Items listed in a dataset
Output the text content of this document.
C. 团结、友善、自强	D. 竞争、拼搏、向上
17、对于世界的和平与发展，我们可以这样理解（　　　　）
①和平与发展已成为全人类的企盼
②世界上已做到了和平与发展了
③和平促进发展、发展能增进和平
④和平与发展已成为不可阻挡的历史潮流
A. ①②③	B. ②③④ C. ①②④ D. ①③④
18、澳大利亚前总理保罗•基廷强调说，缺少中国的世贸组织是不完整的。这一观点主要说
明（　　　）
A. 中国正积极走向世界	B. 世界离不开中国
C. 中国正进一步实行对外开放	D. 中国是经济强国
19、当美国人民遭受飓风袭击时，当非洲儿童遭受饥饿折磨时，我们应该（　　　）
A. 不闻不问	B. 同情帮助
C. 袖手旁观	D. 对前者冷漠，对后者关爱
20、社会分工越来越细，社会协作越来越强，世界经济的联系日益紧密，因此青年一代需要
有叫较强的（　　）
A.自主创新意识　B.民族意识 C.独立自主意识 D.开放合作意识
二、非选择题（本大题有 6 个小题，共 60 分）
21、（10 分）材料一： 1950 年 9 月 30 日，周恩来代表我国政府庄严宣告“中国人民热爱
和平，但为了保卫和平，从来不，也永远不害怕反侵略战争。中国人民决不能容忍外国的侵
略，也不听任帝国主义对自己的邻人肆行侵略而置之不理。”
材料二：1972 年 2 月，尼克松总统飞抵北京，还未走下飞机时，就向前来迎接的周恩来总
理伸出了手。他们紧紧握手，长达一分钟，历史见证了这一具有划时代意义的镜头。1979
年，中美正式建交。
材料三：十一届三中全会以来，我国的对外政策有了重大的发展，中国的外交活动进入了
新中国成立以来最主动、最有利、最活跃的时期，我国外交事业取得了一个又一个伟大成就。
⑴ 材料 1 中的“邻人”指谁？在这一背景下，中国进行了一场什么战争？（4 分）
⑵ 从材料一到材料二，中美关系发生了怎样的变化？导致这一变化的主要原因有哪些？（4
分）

What the task requires — Restate each record exactly as written.

Expected answer —
Output the text content of this document.
C. 团结、友善、自强	D. 竞争、拼搏、向上
17、对于世界的和平与发展，我们可以这样理解（　　　　）
①和平与发展已成为全人类的企盼
②世界上已做到了和平与发展了
③和平促进发展、发展能增进和平
④和平与发展已成为不可阻挡的历史潮流
A. ①②③	B. ②③④ C. ①②④ D. ①③④
18、澳大利亚前总理保罗•基廷强调说，缺少中国的世贸组织是不完整的。这一观点主要说
明（　　　）
A. 中国正积极走向世界	B. 世界离不开中国
C. 中国正进一步实行对外开放	D. 中国是经济强国
19、当美国人民遭受飓风袭击时，当非洲儿童遭受饥饿折磨时，我们应该（　　　）
A. 不闻不问	B. 同情帮助
C. 袖手旁观	D. 对前者冷漠，对后者关爱
20、社会分工越来越细，社会协作越来越强，世界经济的联系日益紧密，因此青年一代需要
有叫较强的（　　）
A.自主创新意识　B.民族意识 C.独立自主意识 D.开放合作意识
二、非选择题（本大题有 6 个小题，共 60 分）
21、（10 分）材料一： 1950 年 9 月 30 日，周恩来代表我国政府庄严宣告“中国人民热爱
和平，但为了保卫和平，从来不，也永远不害怕反侵略战争。中国人民决不能容忍外国的侵
略，也不听任帝国主义对自己的邻人肆行侵略而置之不理。”
材料二：1972 年 2 月，尼克松总统飞抵北京，还未走下飞机时，就向前来迎接的周恩来总
理伸出了手。他们紧紧握手，长达一分钟，历史见证了这一具有划时代意义的镜头。1979
年，中美正式建交。
材料三：十一届三中全会以来，我国的对外政策有了重大的发展，中国的外交活动进入了
新中国成立以来最主动、最有利、最活跃的时期，我国外交事业取得了一个又一个伟大成就。
⑴ 材料 1 中的“邻人”指谁？在这一背景下，中国进行了一场什么战争？（4 分）
⑵ 从材料一到材料二，中美关系发生了怎样的变化？导致这一变化的主要原因有哪些？（4
分）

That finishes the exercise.